((

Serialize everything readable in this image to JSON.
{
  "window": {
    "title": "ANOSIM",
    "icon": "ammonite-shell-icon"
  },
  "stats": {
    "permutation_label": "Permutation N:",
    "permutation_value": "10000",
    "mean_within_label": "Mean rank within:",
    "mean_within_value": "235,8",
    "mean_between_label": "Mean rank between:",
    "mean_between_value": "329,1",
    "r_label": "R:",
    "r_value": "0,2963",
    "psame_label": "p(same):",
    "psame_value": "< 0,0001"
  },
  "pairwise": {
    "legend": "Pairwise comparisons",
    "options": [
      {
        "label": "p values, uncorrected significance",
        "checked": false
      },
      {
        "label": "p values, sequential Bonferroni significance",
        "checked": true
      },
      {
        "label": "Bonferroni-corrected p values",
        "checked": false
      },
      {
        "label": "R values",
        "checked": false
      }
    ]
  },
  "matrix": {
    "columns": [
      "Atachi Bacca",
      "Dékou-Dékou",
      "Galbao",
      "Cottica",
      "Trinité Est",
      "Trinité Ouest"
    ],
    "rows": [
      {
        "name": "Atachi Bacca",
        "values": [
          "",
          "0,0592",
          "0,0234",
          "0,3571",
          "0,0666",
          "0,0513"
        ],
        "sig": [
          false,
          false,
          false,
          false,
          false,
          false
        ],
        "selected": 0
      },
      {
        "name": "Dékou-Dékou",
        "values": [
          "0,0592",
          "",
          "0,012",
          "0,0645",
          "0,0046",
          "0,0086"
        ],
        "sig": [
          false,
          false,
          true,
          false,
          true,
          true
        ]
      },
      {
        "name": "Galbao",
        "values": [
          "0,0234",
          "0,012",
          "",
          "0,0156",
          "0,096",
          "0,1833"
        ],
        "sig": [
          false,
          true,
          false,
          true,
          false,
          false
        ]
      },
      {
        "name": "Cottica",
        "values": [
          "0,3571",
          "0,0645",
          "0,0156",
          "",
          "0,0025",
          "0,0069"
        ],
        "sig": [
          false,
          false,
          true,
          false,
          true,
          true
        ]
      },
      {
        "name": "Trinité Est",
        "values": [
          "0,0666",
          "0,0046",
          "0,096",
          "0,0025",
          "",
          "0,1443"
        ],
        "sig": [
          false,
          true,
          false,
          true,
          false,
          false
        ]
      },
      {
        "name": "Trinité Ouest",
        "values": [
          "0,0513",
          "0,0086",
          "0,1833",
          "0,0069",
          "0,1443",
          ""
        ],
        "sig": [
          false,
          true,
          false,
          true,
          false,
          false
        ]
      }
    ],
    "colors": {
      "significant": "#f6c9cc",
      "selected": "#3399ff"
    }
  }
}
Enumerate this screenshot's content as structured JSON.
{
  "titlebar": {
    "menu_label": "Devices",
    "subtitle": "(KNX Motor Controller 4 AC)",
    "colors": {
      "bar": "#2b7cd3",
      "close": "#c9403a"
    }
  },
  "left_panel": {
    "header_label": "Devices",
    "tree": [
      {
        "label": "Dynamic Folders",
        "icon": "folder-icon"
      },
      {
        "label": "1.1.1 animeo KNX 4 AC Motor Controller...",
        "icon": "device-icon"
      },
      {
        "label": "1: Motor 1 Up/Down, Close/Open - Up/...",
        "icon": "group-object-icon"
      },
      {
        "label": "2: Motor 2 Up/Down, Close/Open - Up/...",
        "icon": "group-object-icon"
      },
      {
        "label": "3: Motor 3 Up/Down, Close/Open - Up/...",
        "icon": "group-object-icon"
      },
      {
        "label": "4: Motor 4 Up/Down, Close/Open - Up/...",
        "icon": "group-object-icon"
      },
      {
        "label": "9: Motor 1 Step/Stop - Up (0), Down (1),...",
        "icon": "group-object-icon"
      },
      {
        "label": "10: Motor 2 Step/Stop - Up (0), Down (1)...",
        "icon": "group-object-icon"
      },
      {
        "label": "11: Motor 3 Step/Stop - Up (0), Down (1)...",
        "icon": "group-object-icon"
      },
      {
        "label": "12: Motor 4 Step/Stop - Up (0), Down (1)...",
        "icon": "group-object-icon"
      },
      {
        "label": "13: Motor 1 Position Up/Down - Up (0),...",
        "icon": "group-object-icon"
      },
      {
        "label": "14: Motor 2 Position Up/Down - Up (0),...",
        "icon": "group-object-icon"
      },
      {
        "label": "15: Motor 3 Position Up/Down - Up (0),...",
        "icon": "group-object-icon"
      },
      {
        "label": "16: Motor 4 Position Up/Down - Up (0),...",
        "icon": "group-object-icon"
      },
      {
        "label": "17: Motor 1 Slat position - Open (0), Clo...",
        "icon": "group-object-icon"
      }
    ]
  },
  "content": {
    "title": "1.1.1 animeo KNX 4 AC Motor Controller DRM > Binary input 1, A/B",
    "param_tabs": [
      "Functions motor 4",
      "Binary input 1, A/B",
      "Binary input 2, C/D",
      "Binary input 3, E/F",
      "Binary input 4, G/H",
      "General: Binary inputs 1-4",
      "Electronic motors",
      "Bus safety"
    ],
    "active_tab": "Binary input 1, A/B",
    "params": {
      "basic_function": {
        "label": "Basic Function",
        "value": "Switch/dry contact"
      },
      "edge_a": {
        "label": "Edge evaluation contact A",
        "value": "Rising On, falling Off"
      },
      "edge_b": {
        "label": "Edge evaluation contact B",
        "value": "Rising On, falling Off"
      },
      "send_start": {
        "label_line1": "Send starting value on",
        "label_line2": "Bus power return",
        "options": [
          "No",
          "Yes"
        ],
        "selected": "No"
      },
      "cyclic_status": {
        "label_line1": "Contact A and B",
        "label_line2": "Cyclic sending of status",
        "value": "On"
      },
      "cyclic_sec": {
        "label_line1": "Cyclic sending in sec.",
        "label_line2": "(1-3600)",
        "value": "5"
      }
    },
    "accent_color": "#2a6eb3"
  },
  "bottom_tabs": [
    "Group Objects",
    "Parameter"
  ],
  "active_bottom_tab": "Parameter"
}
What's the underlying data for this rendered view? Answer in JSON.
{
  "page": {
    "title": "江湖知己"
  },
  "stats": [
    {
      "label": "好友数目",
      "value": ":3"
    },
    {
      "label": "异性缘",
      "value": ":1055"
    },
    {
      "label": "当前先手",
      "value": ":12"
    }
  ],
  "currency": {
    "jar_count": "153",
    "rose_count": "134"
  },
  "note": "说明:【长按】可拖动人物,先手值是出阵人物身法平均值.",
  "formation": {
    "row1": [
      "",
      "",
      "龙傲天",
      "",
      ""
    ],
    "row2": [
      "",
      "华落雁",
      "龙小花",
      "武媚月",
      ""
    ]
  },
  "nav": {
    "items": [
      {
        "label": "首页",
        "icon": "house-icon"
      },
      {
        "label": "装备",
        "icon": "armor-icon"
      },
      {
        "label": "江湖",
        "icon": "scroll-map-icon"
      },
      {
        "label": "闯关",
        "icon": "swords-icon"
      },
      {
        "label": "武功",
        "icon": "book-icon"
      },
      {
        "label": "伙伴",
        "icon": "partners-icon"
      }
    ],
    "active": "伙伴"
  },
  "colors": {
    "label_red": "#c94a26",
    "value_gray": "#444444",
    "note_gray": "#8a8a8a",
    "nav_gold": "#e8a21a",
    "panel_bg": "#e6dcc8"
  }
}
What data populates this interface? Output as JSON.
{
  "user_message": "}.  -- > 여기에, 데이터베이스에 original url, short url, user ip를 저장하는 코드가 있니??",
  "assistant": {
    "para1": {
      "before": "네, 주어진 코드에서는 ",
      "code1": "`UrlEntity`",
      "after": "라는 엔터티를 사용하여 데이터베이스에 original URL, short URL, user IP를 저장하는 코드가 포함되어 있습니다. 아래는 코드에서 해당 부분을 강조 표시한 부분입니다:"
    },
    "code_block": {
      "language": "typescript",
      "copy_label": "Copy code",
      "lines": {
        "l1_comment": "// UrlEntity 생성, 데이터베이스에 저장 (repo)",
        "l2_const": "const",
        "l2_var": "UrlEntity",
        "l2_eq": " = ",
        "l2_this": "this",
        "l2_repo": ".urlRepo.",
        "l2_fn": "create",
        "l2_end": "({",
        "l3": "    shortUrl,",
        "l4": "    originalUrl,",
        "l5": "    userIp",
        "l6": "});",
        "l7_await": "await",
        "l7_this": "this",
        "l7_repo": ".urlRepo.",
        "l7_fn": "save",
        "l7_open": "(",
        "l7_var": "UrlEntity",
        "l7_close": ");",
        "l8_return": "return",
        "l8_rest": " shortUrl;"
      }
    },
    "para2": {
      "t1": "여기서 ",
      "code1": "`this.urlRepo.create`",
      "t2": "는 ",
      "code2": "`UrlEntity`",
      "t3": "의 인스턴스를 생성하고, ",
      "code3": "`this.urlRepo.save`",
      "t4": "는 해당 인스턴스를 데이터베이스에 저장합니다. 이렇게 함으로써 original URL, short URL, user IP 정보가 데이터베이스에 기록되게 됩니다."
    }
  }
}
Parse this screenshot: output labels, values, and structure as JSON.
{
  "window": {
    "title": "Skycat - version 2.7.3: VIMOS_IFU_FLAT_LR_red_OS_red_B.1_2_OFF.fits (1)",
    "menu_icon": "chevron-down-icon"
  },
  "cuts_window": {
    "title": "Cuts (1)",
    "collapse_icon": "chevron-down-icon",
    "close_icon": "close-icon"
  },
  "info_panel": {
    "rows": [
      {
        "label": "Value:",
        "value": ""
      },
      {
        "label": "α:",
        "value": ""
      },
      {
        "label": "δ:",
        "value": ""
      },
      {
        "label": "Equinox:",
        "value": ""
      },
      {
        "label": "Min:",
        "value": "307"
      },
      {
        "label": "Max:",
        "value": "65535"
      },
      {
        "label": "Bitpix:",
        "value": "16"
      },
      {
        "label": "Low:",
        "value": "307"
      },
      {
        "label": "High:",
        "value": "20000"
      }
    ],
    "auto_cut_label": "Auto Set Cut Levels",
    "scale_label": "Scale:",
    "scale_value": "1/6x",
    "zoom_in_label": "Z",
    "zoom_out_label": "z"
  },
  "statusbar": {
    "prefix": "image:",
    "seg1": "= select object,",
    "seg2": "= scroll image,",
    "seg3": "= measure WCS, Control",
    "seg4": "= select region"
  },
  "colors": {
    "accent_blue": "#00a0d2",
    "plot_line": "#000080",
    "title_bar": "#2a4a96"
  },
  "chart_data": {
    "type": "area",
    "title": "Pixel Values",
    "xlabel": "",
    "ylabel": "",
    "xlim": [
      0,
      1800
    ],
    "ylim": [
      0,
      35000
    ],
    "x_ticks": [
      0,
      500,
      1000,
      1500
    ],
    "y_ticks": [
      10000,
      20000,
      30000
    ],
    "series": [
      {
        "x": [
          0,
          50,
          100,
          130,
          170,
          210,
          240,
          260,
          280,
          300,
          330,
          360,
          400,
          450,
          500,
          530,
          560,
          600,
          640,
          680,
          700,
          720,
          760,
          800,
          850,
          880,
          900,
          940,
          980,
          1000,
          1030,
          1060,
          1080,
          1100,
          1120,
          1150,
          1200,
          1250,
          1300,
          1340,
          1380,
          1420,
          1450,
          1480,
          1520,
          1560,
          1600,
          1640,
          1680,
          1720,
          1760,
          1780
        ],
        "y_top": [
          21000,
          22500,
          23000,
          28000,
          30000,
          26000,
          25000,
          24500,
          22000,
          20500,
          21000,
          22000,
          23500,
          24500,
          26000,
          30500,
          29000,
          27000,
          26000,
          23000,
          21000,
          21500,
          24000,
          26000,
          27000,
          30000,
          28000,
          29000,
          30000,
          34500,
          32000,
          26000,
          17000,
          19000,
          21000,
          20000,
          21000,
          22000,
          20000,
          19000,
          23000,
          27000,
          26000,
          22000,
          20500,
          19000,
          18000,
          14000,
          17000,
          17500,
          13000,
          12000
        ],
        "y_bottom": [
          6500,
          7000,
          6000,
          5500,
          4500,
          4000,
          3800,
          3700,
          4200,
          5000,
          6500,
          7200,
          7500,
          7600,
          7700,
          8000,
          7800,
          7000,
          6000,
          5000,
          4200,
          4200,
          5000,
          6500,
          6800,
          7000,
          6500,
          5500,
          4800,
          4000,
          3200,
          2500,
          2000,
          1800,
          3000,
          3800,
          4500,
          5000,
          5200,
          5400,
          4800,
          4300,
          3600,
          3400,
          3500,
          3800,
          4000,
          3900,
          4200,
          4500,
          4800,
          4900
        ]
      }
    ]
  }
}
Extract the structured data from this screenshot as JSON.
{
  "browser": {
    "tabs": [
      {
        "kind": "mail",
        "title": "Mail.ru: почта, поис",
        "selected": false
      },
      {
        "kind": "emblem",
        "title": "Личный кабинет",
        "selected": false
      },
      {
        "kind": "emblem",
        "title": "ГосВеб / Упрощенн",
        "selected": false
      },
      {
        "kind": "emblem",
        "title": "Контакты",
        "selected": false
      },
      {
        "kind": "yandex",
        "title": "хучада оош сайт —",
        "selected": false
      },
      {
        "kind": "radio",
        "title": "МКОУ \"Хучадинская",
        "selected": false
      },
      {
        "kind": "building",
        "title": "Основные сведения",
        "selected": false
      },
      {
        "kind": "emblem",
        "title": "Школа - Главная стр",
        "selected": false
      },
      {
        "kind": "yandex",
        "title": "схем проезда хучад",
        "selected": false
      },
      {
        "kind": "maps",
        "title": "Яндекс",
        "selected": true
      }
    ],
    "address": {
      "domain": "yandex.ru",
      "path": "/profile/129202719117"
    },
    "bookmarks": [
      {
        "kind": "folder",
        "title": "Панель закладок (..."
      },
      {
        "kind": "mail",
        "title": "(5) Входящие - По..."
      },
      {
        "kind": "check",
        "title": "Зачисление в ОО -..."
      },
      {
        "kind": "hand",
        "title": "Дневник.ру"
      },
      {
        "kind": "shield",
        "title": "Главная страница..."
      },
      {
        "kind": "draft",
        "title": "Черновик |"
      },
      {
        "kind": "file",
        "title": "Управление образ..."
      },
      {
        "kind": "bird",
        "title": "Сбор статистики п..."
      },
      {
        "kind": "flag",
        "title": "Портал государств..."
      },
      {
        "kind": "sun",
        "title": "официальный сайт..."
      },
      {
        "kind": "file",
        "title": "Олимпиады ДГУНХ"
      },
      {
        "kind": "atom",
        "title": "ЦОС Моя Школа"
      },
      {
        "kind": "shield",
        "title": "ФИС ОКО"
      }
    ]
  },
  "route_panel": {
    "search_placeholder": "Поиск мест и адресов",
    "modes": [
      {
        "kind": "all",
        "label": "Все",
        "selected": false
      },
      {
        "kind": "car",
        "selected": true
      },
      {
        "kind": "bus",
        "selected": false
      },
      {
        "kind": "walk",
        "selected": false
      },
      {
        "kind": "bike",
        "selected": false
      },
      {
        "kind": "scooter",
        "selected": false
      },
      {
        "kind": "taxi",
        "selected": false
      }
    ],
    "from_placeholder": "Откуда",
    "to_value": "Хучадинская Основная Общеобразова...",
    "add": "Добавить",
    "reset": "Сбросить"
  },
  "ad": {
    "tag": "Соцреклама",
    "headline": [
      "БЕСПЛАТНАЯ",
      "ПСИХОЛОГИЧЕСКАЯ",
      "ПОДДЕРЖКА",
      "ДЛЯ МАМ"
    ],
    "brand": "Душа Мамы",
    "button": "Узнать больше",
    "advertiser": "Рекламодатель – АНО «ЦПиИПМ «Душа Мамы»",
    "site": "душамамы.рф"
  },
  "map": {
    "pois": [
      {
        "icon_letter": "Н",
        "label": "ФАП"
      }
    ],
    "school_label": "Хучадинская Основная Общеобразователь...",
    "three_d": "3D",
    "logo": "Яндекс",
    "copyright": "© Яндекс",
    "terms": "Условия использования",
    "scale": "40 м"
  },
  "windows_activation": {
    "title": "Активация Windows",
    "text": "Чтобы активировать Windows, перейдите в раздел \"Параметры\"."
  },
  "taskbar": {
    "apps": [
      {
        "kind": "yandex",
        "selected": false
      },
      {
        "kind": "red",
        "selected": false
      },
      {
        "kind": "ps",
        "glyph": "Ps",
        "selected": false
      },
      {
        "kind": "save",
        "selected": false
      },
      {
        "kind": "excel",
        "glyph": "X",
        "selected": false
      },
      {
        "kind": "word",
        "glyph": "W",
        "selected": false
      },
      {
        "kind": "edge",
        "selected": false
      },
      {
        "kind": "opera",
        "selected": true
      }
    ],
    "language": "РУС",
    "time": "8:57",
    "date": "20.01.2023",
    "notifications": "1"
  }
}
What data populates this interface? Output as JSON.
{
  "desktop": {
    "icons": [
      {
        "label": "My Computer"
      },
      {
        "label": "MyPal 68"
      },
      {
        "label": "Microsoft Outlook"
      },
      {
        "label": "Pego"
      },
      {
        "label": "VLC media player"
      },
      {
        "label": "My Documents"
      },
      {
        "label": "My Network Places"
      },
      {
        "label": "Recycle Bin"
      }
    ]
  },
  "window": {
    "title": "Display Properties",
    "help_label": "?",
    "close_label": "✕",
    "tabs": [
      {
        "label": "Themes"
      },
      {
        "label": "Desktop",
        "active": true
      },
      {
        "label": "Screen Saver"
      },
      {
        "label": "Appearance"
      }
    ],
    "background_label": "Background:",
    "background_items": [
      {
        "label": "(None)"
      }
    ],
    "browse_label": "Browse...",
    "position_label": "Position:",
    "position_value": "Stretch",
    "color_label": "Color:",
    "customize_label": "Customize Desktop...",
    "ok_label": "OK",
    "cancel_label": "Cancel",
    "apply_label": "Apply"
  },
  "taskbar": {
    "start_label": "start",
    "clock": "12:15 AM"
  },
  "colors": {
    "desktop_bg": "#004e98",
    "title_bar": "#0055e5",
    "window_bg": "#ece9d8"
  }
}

))

→ EXERCISE PROMPT
State how many lines of the records above contain the word "Trinité", and give only that number.

→ RESPONSE TO THIS EXERCISE
4